-- BEGIN --

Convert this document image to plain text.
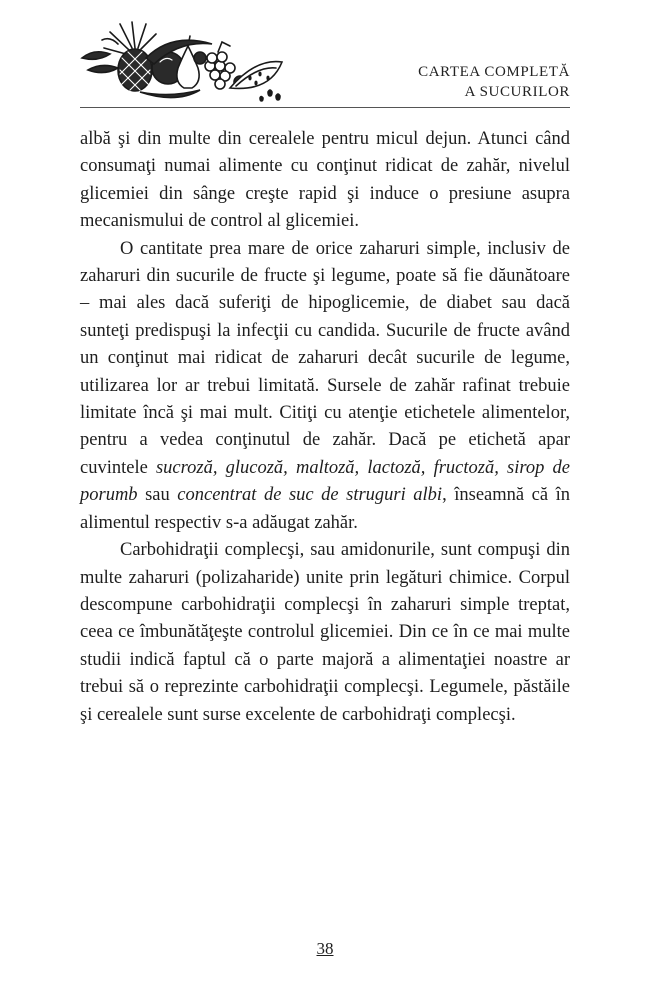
CARTEA COMPLETĂ
A SUCURILOR

albă şi din multe din cerealele pentru micul dejun. Atunci când consumaţi numai alimente cu conţinut ridicat de zahăr, nivelul glicemiei din sânge creşte rapid şi induce o presiune asupra mecanismului de control al glicemiei.

O cantitate prea mare de orice zaharuri simple, inclusiv de zaharuri din sucurile de fructe şi legume, poate să fie dăunătoare – mai ales dacă suferiţi de hipoglicemie, de diabet sau dacă sunteţi predispuşi la infecţii cu candida. Sucurile de fructe având un conţinut mai ridicat de zaharuri decât sucurile de legume, utilizarea lor ar trebui limitată. Sursele de zahăr rafinat trebuie limitate încă şi mai mult. Citiţi cu atenţie etichetele alimentelor, pentru a vedea conţinutul de zahăr. Dacă pe etichetă apar cuvintele sucroză, glucoză, maltoză, lactoză, fructoză, sirop de porumb sau concentrat de suc de struguri albi, înseamnă că în alimentul respectiv s-a adăugat zahăr.

Carbohidraţii complecşi, sau amidonurile, sunt compuşi din multe zaharuri (polizaharide) unite prin legături chimice. Corpul descompune carbohidraţii complecşi în zaharuri simple treptat, ceea ce îmbunătăţeşte controlul glicemiei. Din ce în ce mai multe studii indică faptul că o parte majoră a alimentaţiei noastre ar trebui să o reprezinte carbohidraţii complecşi. Legumele, păstăile şi cerealele sunt surse excelente de carbohidraţi complecşi.

38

-- END --

Repeat the data exactly in full, omitting its pictures.

Convert this document image to plain text.
CARTEA COMPLETĂ
A SUCURILOR

albă şi din multe din cerealele pentru micul dejun. Atunci când consumaţi numai alimente cu conţinut ridicat de zahăr, nivelul glicemiei din sânge creşte rapid şi induce o presiune asupra mecanismului de control al glicemiei.

O cantitate prea mare de orice zaharuri simple, inclusiv de zaharuri din sucurile de fructe şi legume, poate să fie dăunătoare – mai ales dacă suferiţi de hipoglicemie, de diabet sau dacă sunteţi predispuşi la infecţii cu candida. Sucurile de fructe având un conţinut mai ridicat de zaharuri decât sucurile de legume, utilizarea lor ar trebui limitată. Sursele de zahăr rafinat trebuie limitate încă şi mai mult. Citiţi cu atenţie etichetele alimentelor, pentru a vedea conţinutul de zahăr. Dacă pe etichetă apar cuvintele sucroză, glucoză, maltoză, lactoză, fructoză, sirop de porumb sau concentrat de suc de struguri albi, înseamnă că în alimentul respectiv s-a adăugat zahăr.

Carbohidraţii complecşi, sau amidonurile, sunt compuşi din multe zaharuri (polizaharide) unite prin legături chimice. Corpul descompune carbohidraţii complecşi în zaharuri simple treptat, ceea ce îmbunătăţeşte controlul glicemiei. Din ce în ce mai multe studii indică faptul că o parte majoră a alimentaţiei noastre ar trebui să o reprezinte carbohidraţii complecşi. Legumele, păstăile şi cerealele sunt surse excelente de carbohidraţi complecşi.

38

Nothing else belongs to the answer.